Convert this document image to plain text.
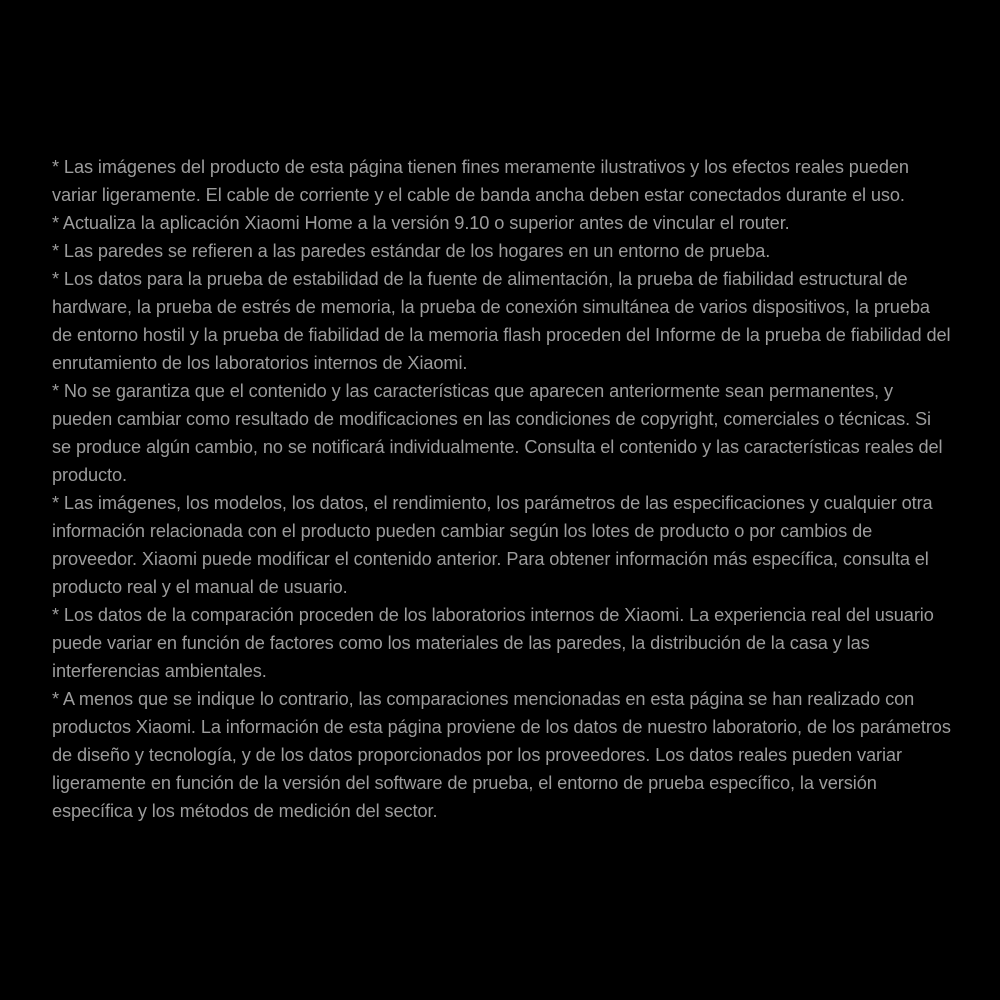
* Las imágenes del producto de esta página tienen fines meramente ilustrativos y los efectos reales pueden variar ligeramente. El cable de corriente y el cable de banda ancha deben estar conectados durante el uso.

* Actualiza la aplicación Xiaomi Home a la versión 9.10 o superior antes de vincular el router.

* Las paredes se refieren a las paredes estándar de los hogares en un entorno de prueba.

* Los datos para la prueba de estabilidad de la fuente de alimentación, la prueba de fiabilidad estructural de hardware, la prueba de estrés de memoria, la prueba de conexión simultánea de varios dispositivos, la prueba de entorno hostil y la prueba de fiabilidad de la memoria flash proceden del Informe de la prueba de fiabilidad del enrutamiento de los laboratorios internos de Xiaomi.

* No se garantiza que el contenido y las características que aparecen anteriormente sean permanentes, y pueden cambiar como resultado de modificaciones en las condiciones de copyright, comerciales o técnicas. Si se produce algún cambio, no se notificará individualmente. Consulta el contenido y las características reales del producto.

* Las imágenes, los modelos, los datos, el rendimiento, los parámetros de las especificaciones y cualquier otra información relacionada con el producto pueden cambiar según los lotes de producto o por cambios de proveedor. Xiaomi puede modificar el contenido anterior. Para obtener información más específica, consulta el producto real y el manual de usuario.

* Los datos de la comparación proceden de los laboratorios internos de Xiaomi. La experiencia real del usuario puede variar en función de factores como los materiales de las paredes, la distribución de la casa y las interferencias ambientales.

* A menos que se indique lo contrario, las comparaciones mencionadas en esta página se han realizado con productos Xiaomi. La información de esta página proviene de los datos de nuestro laboratorio, de los parámetros de diseño y tecnología, y de los datos proporcionados por los proveedores. Los datos reales pueden variar ligeramente en función de la versión del software de prueba, el entorno de prueba específico, la versión específica y los métodos de medición del sector.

> [WORK TASK] For each record above, write it out exactly and omit any picture.

> [RESPONSE FOR THIS EXERCISE]
Convert this document image to plain text.
* Las imágenes del producto de esta página tienen fines meramente ilustrativos y los efectos reales pueden variar ligeramente. El cable de corriente y el cable de banda ancha deben estar conectados durante el uso.

* Actualiza la aplicación Xiaomi Home a la versión 9.10 o superior antes de vincular el router.

* Las paredes se refieren a las paredes estándar de los hogares en un entorno de prueba.

* Los datos para la prueba de estabilidad de la fuente de alimentación, la prueba de fiabilidad estructural de hardware, la prueba de estrés de memoria, la prueba de conexión simultánea de varios dispositivos, la prueba de entorno hostil y la prueba de fiabilidad de la memoria flash proceden del Informe de la prueba de fiabilidad del enrutamiento de los laboratorios internos de Xiaomi.

* No se garantiza que el contenido y las características que aparecen anteriormente sean permanentes, y pueden cambiar como resultado de modificaciones en las condiciones de copyright, comerciales o técnicas. Si se produce algún cambio, no se notificará individualmente. Consulta el contenido y las características reales del producto.

* Las imágenes, los modelos, los datos, el rendimiento, los parámetros de las especificaciones y cualquier otra información relacionada con el producto pueden cambiar según los lotes de producto o por cambios de proveedor. Xiaomi puede modificar el contenido anterior. Para obtener información más específica, consulta el producto real y el manual de usuario.

* Los datos de la comparación proceden de los laboratorios internos de Xiaomi. La experiencia real del usuario puede variar en función de factores como los materiales de las paredes, la distribución de la casa y las interferencias ambientales.

* A menos que se indique lo contrario, las comparaciones mencionadas en esta página se han realizado con productos Xiaomi. La información de esta página proviene de los datos de nuestro laboratorio, de los parámetros de diseño y tecnología, y de los datos proporcionados por los proveedores. Los datos reales pueden variar ligeramente en función de la versión del software de prueba, el entorno de prueba específico, la versión específica y los métodos de medición del sector.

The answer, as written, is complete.